■ Exercise instructions
Look through the entries and report how many lines include the word "What". Give the number alone.

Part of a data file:
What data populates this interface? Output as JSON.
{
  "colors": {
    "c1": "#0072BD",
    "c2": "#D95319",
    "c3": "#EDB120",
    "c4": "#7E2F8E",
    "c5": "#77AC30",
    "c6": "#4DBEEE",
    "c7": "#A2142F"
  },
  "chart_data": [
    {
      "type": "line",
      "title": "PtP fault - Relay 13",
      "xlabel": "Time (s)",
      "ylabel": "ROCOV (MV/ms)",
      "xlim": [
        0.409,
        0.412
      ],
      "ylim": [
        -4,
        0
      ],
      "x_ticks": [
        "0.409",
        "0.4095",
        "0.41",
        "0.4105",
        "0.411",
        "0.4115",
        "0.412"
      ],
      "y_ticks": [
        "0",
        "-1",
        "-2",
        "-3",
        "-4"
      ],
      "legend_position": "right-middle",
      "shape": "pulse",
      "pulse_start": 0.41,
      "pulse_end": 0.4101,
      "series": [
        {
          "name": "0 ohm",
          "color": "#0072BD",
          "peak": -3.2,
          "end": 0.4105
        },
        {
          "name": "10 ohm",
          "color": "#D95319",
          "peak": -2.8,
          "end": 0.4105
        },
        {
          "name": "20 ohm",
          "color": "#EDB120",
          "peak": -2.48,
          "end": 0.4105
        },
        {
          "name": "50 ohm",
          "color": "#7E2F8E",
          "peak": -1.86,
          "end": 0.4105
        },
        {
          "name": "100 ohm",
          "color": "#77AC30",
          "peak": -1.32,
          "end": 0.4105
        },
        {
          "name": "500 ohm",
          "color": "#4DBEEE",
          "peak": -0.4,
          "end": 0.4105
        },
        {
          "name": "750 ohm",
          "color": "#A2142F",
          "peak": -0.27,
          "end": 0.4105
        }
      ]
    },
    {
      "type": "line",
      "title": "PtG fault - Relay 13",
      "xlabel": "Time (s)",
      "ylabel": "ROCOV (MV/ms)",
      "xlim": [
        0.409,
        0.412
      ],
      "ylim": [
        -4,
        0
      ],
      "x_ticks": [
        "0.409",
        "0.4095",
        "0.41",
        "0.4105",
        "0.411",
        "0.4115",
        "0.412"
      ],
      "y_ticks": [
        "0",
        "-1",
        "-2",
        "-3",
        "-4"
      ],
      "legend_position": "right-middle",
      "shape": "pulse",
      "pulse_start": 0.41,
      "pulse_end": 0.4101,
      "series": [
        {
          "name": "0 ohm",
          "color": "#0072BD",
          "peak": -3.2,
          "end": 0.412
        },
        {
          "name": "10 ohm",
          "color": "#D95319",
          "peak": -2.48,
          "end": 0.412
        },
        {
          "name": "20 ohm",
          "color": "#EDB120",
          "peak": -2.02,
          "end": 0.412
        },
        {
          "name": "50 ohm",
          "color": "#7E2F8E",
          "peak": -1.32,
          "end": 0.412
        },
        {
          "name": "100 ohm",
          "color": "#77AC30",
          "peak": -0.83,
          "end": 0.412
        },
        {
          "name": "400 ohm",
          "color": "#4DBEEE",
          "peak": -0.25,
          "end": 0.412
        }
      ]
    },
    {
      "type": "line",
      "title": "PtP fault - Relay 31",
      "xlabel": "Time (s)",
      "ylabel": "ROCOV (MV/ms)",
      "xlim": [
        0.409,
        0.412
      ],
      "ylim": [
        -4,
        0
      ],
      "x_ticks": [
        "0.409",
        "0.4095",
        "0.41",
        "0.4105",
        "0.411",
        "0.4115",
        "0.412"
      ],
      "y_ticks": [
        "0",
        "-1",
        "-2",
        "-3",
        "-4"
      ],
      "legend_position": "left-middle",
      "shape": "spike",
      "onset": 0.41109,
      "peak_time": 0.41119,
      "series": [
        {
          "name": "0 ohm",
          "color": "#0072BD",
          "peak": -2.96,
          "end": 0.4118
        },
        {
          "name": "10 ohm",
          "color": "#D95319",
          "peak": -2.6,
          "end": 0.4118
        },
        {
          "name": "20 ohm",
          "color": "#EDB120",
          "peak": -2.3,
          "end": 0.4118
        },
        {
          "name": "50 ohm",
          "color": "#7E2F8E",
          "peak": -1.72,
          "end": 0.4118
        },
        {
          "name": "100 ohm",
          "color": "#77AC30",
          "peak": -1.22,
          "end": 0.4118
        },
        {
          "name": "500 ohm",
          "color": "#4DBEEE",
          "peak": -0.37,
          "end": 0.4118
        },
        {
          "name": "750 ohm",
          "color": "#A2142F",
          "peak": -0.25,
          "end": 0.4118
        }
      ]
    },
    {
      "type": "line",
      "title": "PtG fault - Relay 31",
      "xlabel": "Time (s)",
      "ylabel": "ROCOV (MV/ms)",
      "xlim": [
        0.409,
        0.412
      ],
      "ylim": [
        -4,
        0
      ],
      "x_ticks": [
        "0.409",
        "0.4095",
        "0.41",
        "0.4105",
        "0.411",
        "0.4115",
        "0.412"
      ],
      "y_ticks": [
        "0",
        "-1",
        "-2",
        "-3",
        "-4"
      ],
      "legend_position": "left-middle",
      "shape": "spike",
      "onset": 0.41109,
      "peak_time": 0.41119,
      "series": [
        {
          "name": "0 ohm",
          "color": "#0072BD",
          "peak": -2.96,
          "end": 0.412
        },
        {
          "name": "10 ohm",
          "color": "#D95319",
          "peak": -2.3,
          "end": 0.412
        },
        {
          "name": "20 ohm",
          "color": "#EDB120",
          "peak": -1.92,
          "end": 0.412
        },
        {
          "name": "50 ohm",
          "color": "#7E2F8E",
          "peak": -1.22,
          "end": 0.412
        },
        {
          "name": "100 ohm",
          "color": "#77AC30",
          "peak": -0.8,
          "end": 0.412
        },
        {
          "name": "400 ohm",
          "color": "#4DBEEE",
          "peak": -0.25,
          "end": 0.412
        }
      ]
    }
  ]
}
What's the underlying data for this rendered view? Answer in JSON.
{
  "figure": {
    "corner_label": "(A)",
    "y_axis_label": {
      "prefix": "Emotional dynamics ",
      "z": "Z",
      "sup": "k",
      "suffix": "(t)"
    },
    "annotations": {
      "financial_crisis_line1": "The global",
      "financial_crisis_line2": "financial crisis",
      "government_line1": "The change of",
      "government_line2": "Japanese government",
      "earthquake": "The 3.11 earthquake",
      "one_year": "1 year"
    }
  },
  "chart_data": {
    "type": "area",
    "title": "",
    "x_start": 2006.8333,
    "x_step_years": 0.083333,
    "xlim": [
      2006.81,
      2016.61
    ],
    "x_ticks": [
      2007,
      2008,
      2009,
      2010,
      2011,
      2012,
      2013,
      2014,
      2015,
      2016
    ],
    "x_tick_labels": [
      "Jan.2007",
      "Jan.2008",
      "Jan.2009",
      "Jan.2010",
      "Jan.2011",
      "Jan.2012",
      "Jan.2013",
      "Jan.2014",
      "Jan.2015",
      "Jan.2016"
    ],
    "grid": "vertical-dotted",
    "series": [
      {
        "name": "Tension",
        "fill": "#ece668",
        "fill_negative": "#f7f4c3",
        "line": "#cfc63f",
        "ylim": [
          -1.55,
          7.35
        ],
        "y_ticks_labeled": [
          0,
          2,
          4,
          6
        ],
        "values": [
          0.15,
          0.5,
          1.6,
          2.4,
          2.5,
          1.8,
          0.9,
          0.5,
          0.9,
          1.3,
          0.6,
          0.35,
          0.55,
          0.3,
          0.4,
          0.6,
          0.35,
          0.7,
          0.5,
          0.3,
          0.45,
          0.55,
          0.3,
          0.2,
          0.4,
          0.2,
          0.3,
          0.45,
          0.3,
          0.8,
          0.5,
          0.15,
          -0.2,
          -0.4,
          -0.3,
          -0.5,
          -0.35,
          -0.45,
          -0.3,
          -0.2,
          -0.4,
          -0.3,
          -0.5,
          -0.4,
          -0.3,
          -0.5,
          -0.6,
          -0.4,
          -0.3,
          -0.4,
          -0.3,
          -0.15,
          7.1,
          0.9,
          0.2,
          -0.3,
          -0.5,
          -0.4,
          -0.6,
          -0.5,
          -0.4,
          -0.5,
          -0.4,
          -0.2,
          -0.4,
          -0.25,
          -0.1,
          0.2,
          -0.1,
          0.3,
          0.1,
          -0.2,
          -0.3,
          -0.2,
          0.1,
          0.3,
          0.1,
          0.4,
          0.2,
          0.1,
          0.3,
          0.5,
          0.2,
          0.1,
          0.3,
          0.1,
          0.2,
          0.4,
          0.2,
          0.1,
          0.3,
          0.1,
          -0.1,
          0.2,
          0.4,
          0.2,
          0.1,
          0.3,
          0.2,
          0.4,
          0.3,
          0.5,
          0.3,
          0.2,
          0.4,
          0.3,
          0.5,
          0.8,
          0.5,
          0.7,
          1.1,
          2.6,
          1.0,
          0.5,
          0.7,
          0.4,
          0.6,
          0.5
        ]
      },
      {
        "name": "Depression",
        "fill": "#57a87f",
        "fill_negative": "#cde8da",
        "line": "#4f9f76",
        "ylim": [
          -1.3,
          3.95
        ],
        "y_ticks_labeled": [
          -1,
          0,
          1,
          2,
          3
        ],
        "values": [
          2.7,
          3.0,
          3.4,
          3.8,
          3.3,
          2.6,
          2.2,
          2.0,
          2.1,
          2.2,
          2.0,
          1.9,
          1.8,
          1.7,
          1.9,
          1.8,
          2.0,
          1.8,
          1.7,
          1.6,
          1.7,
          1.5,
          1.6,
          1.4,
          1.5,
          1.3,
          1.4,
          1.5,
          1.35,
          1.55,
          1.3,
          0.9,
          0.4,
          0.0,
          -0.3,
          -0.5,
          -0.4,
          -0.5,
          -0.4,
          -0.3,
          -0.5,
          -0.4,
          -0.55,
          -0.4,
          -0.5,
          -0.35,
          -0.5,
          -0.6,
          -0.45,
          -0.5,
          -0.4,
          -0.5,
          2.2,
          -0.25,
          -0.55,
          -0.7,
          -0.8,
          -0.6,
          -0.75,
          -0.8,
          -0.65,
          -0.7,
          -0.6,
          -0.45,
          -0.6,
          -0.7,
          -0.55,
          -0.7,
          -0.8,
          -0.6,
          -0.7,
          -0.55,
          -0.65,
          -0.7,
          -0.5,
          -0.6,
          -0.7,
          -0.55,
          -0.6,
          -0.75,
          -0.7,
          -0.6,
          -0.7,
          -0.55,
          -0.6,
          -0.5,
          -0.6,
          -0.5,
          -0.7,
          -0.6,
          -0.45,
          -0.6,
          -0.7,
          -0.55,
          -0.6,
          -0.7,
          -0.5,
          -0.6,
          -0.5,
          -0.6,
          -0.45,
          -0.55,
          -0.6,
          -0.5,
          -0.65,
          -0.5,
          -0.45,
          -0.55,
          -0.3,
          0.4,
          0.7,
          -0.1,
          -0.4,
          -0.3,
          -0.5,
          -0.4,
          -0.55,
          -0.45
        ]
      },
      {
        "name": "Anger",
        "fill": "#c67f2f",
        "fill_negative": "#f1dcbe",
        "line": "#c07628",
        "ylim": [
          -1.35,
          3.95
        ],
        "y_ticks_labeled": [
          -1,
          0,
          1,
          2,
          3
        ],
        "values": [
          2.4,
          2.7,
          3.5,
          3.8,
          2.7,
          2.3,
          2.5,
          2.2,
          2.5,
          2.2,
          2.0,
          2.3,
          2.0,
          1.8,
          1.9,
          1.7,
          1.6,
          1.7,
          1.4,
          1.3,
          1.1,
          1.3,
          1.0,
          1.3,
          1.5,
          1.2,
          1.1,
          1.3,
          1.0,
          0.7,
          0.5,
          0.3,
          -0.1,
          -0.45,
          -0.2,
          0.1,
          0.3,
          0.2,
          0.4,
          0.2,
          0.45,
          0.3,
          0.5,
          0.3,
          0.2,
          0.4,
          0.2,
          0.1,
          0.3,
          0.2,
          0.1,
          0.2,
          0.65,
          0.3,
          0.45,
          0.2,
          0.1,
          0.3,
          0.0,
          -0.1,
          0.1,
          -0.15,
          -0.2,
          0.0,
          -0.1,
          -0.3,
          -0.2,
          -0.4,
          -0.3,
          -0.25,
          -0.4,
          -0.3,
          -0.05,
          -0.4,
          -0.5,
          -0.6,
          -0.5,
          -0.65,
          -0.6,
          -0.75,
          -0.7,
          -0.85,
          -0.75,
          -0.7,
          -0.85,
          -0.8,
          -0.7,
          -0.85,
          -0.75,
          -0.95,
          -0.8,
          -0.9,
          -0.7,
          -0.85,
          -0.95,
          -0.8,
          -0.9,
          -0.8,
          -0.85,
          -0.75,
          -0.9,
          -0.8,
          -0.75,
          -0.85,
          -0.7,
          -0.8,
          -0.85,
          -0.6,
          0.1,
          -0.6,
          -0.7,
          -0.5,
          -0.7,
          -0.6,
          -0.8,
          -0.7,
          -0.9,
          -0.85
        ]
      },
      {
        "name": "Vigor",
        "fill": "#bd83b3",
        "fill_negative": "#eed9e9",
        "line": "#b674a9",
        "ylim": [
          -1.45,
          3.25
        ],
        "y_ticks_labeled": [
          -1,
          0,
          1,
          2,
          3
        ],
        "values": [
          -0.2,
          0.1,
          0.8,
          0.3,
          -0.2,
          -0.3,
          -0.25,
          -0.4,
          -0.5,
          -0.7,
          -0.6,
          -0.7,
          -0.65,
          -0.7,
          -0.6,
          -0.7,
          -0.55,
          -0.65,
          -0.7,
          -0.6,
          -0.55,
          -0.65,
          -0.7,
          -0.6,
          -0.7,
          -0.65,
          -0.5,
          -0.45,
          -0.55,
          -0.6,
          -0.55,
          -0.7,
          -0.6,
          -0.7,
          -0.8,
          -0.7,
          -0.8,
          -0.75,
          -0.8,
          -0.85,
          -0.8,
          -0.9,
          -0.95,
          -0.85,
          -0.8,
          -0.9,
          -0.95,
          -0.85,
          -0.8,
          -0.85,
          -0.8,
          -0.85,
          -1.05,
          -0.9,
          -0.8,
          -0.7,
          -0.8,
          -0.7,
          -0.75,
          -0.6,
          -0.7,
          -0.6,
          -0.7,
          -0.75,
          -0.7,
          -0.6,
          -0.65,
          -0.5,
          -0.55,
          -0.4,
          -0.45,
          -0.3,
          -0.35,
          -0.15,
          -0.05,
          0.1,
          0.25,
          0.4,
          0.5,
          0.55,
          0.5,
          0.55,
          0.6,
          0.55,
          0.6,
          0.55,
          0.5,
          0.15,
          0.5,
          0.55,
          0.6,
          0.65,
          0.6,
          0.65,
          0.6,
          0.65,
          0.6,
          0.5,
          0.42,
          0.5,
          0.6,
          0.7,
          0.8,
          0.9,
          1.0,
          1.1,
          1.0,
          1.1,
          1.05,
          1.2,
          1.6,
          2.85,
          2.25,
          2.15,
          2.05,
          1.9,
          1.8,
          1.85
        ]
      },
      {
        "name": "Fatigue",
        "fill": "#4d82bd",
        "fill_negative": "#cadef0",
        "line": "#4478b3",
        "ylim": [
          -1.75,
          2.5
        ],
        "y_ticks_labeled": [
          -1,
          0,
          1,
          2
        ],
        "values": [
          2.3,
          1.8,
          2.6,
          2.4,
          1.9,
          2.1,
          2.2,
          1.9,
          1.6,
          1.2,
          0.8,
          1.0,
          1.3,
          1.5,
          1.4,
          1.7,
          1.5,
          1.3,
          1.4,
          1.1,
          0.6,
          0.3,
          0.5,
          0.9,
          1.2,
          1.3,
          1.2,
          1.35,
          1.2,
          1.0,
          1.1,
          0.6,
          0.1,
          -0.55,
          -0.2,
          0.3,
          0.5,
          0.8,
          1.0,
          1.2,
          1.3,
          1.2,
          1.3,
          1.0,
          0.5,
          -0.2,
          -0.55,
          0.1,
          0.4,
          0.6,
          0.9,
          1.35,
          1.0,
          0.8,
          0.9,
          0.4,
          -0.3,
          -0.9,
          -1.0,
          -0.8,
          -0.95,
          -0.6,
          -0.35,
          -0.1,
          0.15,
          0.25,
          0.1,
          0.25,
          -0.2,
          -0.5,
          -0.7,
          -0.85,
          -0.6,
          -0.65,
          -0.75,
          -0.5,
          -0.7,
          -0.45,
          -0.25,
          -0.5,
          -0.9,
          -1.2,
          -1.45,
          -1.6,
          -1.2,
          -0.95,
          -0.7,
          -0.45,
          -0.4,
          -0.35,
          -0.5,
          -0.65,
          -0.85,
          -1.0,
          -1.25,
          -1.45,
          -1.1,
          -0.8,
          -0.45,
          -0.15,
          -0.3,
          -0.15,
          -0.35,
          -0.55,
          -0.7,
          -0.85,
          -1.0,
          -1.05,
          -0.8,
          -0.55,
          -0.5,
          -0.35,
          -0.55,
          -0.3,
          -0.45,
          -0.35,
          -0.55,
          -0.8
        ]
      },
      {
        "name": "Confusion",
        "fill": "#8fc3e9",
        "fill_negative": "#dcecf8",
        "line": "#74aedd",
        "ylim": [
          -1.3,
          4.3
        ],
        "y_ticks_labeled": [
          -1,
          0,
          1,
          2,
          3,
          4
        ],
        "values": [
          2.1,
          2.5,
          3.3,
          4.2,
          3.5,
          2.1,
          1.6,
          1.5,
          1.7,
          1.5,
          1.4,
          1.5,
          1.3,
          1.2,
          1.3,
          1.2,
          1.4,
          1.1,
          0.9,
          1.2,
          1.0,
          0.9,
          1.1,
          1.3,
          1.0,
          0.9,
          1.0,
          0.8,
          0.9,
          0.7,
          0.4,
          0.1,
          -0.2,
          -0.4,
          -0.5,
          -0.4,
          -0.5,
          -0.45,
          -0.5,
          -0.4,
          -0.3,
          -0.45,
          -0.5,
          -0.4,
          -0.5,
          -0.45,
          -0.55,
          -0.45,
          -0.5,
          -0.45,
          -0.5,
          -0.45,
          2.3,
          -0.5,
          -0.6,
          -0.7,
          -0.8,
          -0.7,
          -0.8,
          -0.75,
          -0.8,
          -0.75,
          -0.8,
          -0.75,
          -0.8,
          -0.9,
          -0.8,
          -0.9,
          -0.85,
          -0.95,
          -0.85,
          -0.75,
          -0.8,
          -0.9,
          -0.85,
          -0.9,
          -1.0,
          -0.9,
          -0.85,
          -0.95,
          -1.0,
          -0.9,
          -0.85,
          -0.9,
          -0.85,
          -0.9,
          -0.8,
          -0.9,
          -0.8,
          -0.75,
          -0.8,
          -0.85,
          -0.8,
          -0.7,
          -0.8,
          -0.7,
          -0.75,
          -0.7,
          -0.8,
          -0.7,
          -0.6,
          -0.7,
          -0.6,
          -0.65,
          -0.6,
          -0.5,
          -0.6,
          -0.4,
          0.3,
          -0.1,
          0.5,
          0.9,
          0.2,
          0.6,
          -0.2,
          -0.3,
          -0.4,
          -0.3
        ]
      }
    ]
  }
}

■ Final result
2